Read the listing and extract each line that includes the word "into".

● ● ● ● ● ● ●

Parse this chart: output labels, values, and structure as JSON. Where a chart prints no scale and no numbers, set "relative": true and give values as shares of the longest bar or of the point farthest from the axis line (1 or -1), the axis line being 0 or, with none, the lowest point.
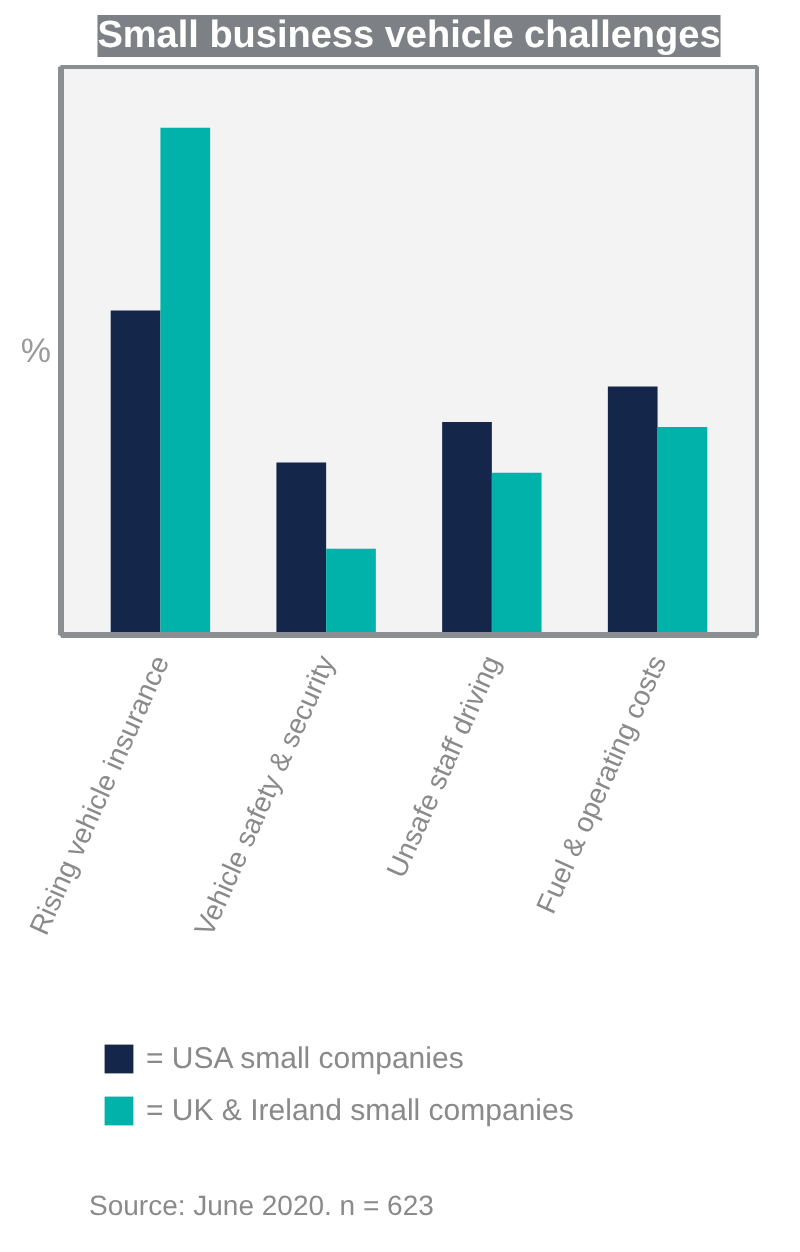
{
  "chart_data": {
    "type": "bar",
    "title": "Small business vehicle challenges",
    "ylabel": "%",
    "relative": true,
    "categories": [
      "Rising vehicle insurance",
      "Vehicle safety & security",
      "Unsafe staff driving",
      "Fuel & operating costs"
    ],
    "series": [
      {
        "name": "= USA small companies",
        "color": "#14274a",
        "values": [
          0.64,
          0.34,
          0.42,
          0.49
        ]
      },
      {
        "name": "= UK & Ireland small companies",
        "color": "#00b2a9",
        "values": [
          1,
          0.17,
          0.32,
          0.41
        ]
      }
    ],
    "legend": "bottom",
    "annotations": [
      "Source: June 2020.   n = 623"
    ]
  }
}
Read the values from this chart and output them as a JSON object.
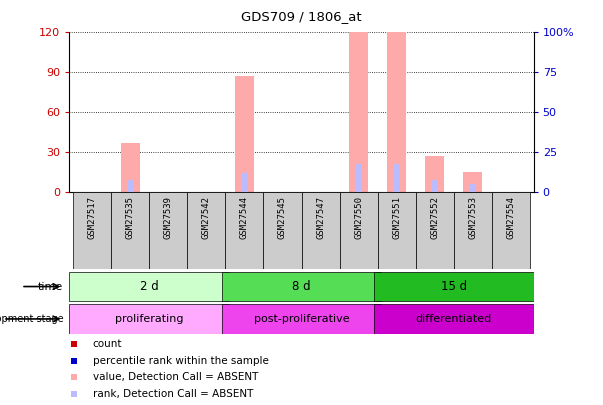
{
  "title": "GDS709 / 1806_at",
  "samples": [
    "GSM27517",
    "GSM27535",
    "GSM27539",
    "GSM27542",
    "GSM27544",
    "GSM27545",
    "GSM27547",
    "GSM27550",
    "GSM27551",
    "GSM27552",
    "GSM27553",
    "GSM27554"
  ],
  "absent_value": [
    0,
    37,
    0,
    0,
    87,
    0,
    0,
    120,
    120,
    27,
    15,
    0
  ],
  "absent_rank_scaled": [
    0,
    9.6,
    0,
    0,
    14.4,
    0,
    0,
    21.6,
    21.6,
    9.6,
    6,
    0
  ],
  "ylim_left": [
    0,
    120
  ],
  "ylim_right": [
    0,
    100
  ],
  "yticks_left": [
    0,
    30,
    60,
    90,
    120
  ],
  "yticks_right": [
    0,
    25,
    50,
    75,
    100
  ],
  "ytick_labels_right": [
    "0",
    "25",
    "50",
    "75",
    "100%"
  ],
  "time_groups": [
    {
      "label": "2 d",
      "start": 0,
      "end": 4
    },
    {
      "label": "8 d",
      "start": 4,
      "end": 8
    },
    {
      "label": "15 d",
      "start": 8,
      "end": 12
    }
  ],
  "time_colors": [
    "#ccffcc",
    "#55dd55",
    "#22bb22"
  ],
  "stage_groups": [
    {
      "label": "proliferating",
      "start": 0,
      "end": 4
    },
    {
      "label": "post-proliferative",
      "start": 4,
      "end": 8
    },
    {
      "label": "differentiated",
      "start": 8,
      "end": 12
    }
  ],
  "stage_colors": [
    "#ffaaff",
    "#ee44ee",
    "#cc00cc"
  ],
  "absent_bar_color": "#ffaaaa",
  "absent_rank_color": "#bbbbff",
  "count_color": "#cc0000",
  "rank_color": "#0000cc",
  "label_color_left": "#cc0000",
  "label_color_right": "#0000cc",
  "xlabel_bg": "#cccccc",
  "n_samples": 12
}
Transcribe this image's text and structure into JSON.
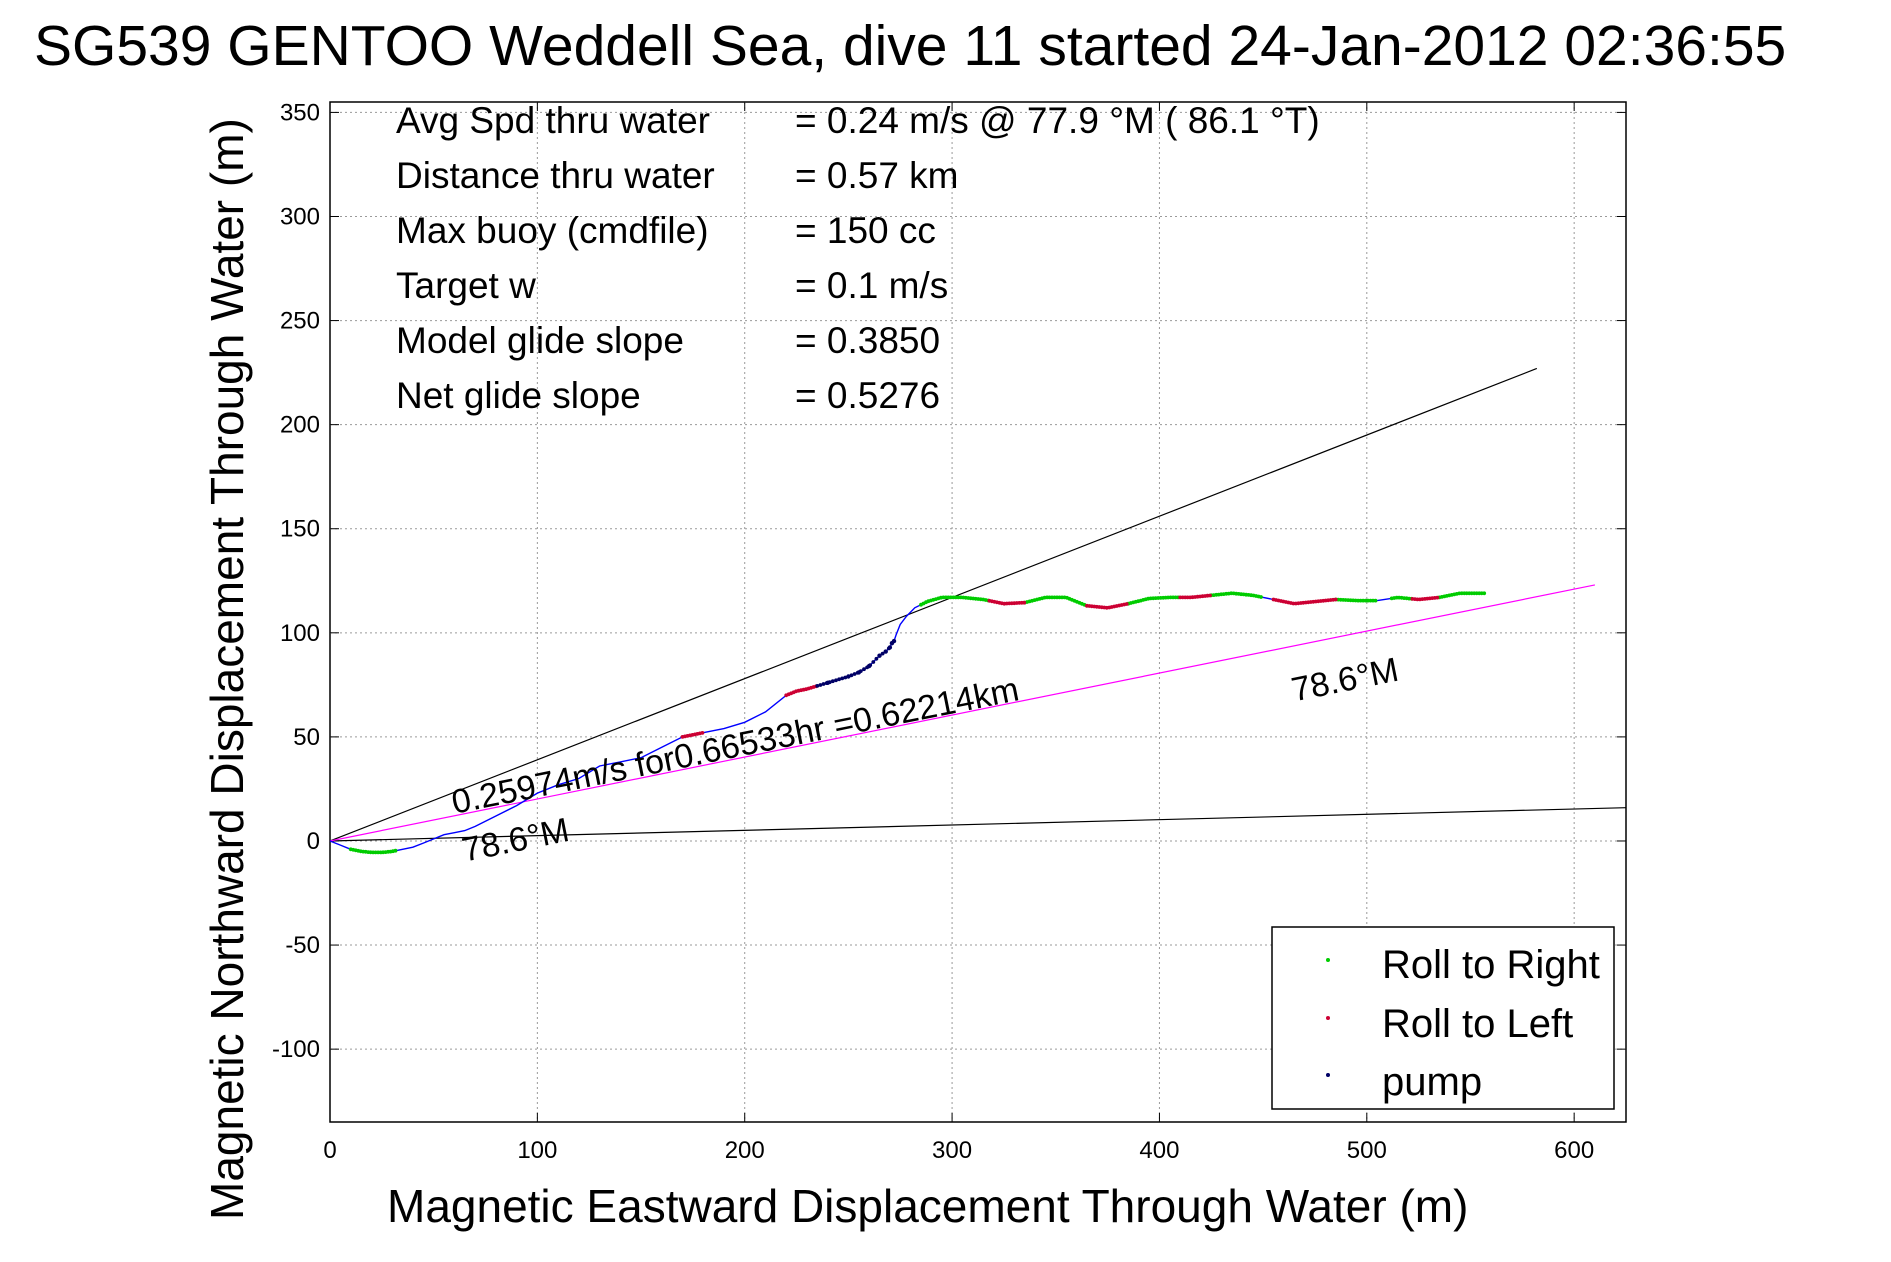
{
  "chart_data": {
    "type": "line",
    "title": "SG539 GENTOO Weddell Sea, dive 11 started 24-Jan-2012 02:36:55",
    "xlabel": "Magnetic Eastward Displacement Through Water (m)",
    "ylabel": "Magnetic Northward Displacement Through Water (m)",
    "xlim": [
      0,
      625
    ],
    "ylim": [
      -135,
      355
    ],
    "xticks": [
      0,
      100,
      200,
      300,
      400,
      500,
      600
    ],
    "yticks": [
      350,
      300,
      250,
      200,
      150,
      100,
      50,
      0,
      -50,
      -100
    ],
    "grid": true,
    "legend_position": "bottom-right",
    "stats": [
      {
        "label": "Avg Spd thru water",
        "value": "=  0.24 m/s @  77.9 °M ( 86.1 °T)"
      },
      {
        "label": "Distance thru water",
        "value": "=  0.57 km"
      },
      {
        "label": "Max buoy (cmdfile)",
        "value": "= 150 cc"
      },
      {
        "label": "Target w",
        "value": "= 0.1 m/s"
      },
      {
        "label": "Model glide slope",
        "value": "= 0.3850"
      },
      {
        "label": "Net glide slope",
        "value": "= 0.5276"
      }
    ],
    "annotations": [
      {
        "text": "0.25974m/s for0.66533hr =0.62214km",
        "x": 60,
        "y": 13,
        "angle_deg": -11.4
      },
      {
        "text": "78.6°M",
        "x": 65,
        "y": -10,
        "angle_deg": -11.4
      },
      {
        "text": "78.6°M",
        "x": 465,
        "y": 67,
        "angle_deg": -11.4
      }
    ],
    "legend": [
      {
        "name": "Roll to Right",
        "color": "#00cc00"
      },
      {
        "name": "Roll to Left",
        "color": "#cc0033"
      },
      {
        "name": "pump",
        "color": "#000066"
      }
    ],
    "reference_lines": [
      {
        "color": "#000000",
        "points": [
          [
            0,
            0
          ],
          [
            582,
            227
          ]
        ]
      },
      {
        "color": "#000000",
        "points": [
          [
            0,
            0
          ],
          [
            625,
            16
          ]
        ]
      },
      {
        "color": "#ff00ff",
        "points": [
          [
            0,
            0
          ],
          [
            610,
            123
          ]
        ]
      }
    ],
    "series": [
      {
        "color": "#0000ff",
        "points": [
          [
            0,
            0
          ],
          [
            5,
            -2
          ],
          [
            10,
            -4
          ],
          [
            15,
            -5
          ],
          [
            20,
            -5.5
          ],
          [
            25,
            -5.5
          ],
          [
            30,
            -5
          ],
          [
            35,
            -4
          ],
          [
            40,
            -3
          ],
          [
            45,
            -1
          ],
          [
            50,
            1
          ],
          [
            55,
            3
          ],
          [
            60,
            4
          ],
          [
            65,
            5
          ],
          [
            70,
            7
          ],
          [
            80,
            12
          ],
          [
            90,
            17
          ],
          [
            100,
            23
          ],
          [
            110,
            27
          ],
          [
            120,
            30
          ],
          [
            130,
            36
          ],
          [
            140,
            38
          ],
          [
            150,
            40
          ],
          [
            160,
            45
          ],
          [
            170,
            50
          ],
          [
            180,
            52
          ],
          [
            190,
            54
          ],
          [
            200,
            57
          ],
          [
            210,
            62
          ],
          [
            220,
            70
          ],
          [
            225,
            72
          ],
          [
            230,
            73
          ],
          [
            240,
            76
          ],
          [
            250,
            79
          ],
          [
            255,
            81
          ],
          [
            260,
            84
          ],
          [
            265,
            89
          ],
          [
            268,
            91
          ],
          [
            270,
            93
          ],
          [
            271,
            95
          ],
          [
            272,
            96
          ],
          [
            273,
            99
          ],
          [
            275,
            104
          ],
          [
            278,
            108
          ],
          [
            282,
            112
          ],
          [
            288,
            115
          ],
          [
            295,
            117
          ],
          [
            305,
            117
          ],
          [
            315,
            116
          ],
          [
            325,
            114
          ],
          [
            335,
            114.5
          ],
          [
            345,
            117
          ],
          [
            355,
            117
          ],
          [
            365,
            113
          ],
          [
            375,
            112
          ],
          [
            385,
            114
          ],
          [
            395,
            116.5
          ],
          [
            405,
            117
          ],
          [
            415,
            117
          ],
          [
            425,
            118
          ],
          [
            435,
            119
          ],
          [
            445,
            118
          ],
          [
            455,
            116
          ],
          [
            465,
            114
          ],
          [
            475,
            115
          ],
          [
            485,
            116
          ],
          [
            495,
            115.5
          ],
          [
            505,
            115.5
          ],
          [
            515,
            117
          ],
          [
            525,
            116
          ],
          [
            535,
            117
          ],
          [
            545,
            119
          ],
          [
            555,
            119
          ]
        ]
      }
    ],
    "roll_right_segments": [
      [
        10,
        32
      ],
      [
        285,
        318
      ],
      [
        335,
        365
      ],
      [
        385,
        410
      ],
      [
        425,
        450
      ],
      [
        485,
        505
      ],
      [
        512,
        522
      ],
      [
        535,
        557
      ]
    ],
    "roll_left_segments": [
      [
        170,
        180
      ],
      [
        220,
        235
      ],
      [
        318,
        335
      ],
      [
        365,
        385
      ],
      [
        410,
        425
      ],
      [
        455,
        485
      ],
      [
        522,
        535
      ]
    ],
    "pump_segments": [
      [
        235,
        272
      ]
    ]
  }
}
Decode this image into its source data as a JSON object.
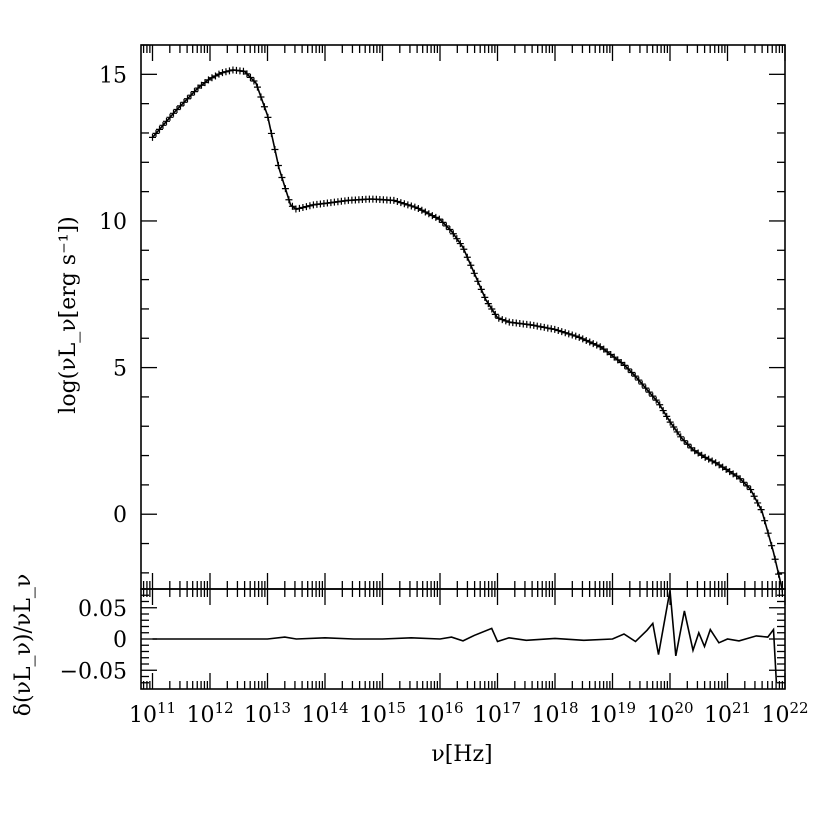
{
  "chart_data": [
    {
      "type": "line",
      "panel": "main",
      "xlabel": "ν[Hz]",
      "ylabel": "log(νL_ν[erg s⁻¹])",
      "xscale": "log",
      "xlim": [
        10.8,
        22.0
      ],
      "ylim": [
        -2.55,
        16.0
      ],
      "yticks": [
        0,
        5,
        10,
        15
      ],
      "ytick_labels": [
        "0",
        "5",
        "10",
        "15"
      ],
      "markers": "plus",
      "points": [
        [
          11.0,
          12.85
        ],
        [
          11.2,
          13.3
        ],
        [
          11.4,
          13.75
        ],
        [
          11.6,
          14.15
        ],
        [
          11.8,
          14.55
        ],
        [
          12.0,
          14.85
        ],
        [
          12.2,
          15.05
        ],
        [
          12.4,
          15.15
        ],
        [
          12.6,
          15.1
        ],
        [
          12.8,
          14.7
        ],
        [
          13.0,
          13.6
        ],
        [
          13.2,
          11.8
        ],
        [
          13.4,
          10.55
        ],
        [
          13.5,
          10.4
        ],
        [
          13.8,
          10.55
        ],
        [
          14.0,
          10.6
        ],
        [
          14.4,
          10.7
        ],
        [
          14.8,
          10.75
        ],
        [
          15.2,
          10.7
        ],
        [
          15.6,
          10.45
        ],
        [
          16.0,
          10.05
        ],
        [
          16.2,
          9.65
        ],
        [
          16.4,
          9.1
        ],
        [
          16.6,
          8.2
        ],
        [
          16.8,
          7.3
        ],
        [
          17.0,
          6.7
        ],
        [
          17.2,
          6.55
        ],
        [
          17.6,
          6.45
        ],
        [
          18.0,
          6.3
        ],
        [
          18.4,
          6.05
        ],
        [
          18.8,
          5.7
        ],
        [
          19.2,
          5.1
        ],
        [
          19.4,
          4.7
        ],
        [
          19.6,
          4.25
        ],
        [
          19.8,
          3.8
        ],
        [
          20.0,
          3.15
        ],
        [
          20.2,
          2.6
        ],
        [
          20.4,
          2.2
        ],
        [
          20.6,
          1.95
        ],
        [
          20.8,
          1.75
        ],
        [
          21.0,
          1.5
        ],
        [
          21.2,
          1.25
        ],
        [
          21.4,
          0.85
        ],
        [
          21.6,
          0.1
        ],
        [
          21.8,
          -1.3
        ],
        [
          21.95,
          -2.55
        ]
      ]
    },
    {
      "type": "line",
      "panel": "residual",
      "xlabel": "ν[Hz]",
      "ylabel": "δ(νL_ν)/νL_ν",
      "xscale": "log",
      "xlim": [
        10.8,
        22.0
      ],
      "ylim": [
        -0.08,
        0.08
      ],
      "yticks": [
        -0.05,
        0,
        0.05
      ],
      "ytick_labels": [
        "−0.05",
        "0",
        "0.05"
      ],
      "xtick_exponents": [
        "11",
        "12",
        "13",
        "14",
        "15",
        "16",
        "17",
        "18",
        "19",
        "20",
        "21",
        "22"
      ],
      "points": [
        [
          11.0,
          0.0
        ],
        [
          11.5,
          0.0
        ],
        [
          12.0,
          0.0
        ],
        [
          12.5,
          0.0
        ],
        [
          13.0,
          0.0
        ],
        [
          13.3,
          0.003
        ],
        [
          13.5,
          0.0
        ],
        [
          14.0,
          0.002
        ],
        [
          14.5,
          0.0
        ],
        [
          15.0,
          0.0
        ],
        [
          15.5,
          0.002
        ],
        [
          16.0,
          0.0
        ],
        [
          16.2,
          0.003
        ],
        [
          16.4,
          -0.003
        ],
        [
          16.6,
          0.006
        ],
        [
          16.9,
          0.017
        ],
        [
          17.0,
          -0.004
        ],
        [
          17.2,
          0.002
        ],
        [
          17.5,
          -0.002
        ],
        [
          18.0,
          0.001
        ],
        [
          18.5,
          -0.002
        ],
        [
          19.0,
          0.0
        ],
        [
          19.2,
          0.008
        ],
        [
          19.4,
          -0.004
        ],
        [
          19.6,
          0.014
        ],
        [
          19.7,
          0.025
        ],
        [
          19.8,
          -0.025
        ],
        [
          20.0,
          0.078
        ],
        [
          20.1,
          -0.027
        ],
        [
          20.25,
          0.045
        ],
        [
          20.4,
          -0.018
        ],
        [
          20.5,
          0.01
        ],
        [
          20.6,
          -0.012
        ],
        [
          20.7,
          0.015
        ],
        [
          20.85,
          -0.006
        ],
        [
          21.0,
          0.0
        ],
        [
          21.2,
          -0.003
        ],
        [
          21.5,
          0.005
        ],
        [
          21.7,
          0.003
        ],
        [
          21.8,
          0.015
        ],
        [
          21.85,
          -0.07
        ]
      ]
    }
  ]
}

● ● ● ● ● ● ●

**TASK RESPONSE**
Transcribe this image's text and structure into JSON.
Decode this image into its source data as a JSON object.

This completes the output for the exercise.